** START Rows **
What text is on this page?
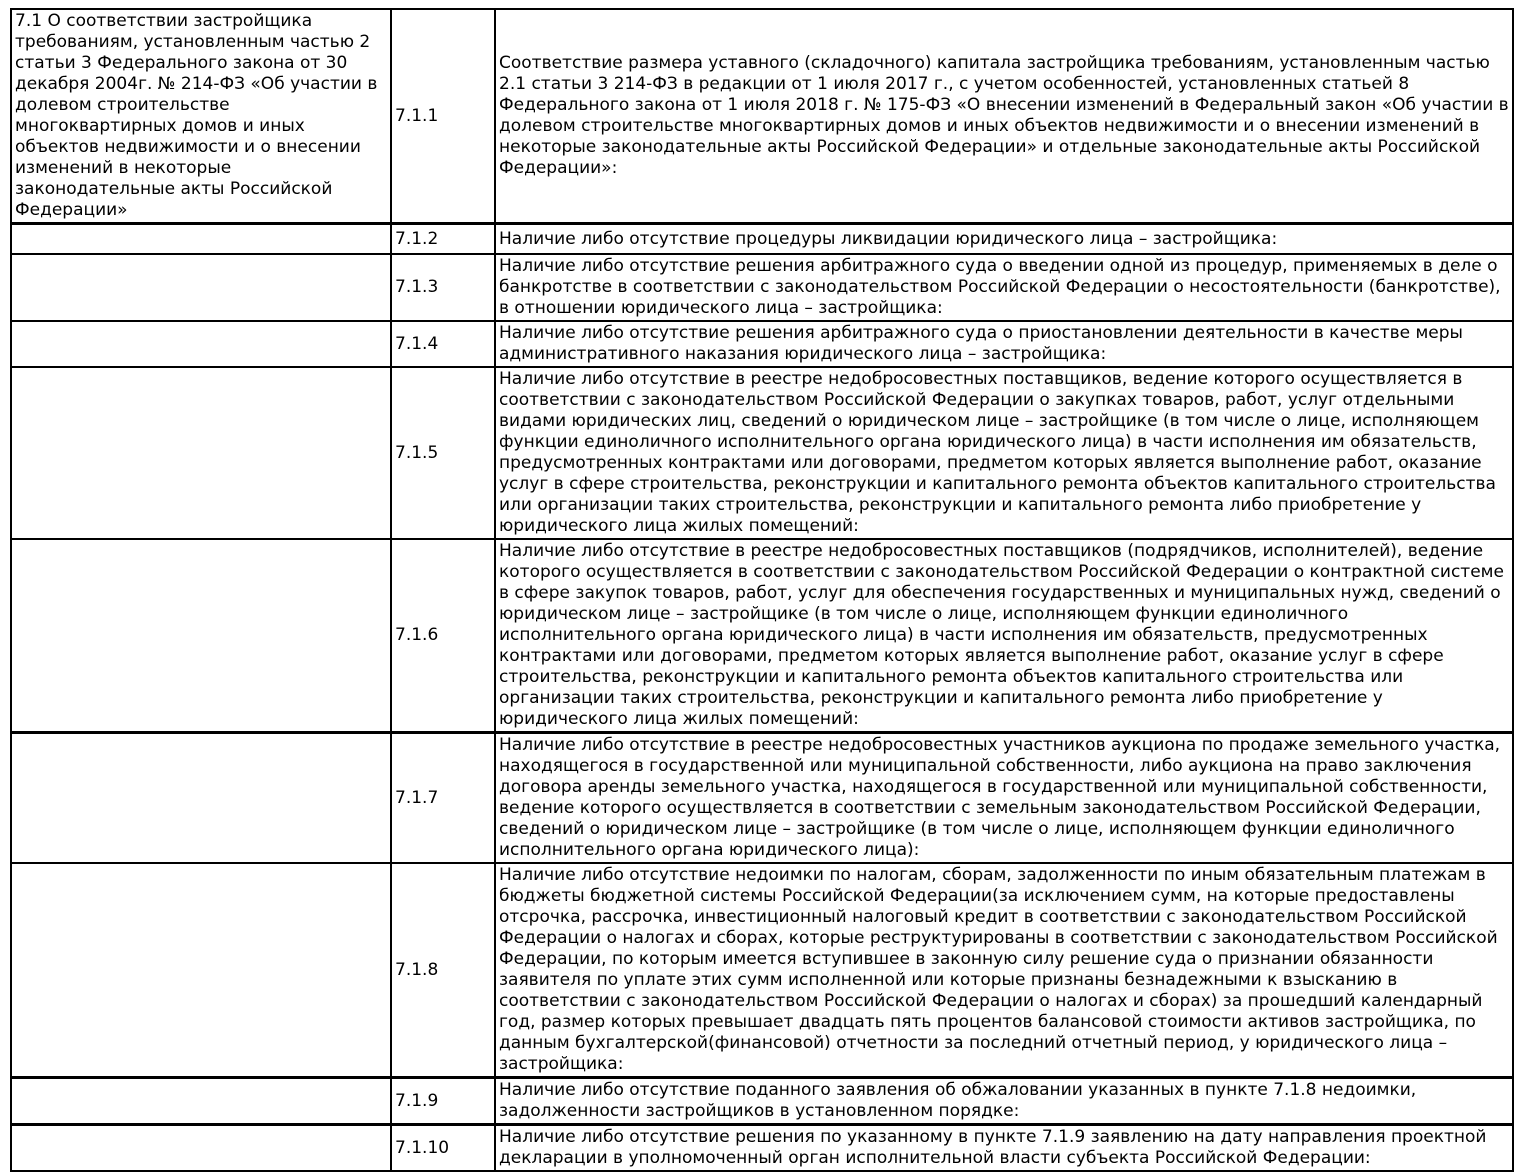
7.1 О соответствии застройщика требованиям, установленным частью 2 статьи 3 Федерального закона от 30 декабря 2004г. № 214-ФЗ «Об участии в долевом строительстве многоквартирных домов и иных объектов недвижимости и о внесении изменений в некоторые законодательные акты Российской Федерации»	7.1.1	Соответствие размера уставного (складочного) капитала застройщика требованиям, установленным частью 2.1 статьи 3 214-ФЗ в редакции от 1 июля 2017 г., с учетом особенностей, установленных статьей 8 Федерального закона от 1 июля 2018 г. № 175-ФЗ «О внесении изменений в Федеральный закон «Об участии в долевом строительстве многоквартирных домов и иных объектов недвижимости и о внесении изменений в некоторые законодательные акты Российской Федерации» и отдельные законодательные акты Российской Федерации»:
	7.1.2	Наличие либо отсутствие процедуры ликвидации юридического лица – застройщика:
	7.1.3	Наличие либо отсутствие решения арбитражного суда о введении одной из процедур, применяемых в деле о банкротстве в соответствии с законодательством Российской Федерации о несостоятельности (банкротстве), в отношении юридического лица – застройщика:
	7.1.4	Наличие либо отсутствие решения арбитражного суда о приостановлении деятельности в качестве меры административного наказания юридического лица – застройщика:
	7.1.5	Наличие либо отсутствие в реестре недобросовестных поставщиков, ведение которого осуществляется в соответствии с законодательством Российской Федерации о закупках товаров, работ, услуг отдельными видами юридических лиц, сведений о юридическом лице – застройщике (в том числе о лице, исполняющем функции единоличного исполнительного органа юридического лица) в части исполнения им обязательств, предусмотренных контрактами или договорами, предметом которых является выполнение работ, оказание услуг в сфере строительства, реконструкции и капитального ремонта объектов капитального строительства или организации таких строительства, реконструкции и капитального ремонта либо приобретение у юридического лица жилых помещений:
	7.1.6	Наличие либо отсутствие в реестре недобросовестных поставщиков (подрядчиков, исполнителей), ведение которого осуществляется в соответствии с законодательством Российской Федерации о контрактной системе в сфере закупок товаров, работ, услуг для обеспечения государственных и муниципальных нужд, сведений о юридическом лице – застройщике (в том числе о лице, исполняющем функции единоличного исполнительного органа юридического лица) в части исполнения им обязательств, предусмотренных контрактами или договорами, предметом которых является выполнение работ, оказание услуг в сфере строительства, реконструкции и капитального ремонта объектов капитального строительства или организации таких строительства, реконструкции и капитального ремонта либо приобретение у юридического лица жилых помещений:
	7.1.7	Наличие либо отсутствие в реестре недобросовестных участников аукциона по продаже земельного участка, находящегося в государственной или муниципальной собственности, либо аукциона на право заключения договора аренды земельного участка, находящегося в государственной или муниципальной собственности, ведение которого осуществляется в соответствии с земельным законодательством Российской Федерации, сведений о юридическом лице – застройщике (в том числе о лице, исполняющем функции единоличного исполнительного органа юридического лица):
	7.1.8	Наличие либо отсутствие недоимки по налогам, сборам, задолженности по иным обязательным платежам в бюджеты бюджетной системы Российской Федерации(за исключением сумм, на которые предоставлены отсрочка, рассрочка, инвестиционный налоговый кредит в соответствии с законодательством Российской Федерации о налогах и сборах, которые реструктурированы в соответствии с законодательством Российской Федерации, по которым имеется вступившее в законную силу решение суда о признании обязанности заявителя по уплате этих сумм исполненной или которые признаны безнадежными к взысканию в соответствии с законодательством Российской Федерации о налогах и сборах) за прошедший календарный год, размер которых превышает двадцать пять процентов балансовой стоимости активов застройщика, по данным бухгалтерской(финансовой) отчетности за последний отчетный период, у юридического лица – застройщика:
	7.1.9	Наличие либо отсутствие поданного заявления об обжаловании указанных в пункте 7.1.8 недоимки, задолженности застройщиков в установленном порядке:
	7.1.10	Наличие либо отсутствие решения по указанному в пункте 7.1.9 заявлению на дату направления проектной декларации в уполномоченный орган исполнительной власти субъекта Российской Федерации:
** END Rows **
Each line of the material must be retyped exactly, except that images are omitted.

What text is on this page?
7.1 О соответствии застройщика требованиям, установленным частью 2 статьи 3 Федерального закона от 30 декабря 2004г. № 214-ФЗ «Об участии в долевом строительстве многоквартирных домов и иных объектов недвижимости и о внесении изменений в некоторые законодательные акты Российской Федерации»	7.1.1	Соответствие размера уставного (складочного) капитала застройщика требованиям, установленным частью 2.1 статьи 3 214-ФЗ в редакции от 1 июля 2017 г., с учетом особенностей, установленных статьей 8 Федерального закона от 1 июля 2018 г. № 175-ФЗ «О внесении изменений в Федеральный закон «Об участии в долевом строительстве многоквартирных домов и иных объектов недвижимости и о внесении изменений в некоторые законодательные акты Российской Федерации» и отдельные законодательные акты Российской Федерации»:
	7.1.2	Наличие либо отсутствие процедуры ликвидации юридического лица – застройщика:
	7.1.3	Наличие либо отсутствие решения арбитражного суда о введении одной из процедур, применяемых в деле о банкротстве в соответствии с законодательством Российской Федерации о несостоятельности (банкротстве), в отношении юридического лица – застройщика:
	7.1.4	Наличие либо отсутствие решения арбитражного суда о приостановлении деятельности в качестве меры административного наказания юридического лица – застройщика:
	7.1.5	Наличие либо отсутствие в реестре недобросовестных поставщиков, ведение которого осуществляется в соответствии с законодательством Российской Федерации о закупках товаров, работ, услуг отдельными видами юридических лиц, сведений о юридическом лице – застройщике (в том числе о лице, исполняющем функции единоличного исполнительного органа юридического лица) в части исполнения им обязательств, предусмотренных контрактами или договорами, предметом которых является выполнение работ, оказание услуг в сфере строительства, реконструкции и капитального ремонта объектов капитального строительства или организации таких строительства, реконструкции и капитального ремонта либо приобретение у юридического лица жилых помещений:
	7.1.6	Наличие либо отсутствие в реестре недобросовестных поставщиков (подрядчиков, исполнителей), ведение которого осуществляется в соответствии с законодательством Российской Федерации о контрактной системе в сфере закупок товаров, работ, услуг для обеспечения государственных и муниципальных нужд, сведений о юридическом лице – застройщике (в том числе о лице, исполняющем функции единоличного исполнительного органа юридического лица) в части исполнения им обязательств, предусмотренных контрактами или договорами, предметом которых является выполнение работ, оказание услуг в сфере строительства, реконструкции и капитального ремонта объектов капитального строительства или организации таких строительства, реконструкции и капитального ремонта либо приобретение у юридического лица жилых помещений:
	7.1.7	Наличие либо отсутствие в реестре недобросовестных участников аукциона по продаже земельного участка, находящегося в государственной или муниципальной собственности, либо аукциона на право заключения договора аренды земельного участка, находящегося в государственной или муниципальной собственности, ведение которого осуществляется в соответствии с земельным законодательством Российской Федерации, сведений о юридическом лице – застройщике (в том числе о лице, исполняющем функции единоличного исполнительного органа юридического лица):
	7.1.8	Наличие либо отсутствие недоимки по налогам, сборам, задолженности по иным обязательным платежам в бюджеты бюджетной системы Российской Федерации(за исключением сумм, на которые предоставлены отсрочка, рассрочка, инвестиционный налоговый кредит в соответствии с законодательством Российской Федерации о налогах и сборах, которые реструктурированы в соответствии с законодательством Российской Федерации, по которым имеется вступившее в законную силу решение суда о признании обязанности заявителя по уплате этих сумм исполненной или которые признаны безнадежными к взысканию в соответствии с законодательством Российской Федерации о налогах и сборах) за прошедший календарный год, размер которых превышает двадцать пять процентов балансовой стоимости активов застройщика, по данным бухгалтерской(финансовой) отчетности за последний отчетный период, у юридического лица – застройщика:
	7.1.9	Наличие либо отсутствие поданного заявления об обжаловании указанных в пункте 7.1.8 недоимки, задолженности застройщиков в установленном порядке:
	7.1.10	Наличие либо отсутствие решения по указанному в пункте 7.1.9 заявлению на дату направления проектной декларации в уполномоченный орган исполнительной власти субъекта Российской Федерации:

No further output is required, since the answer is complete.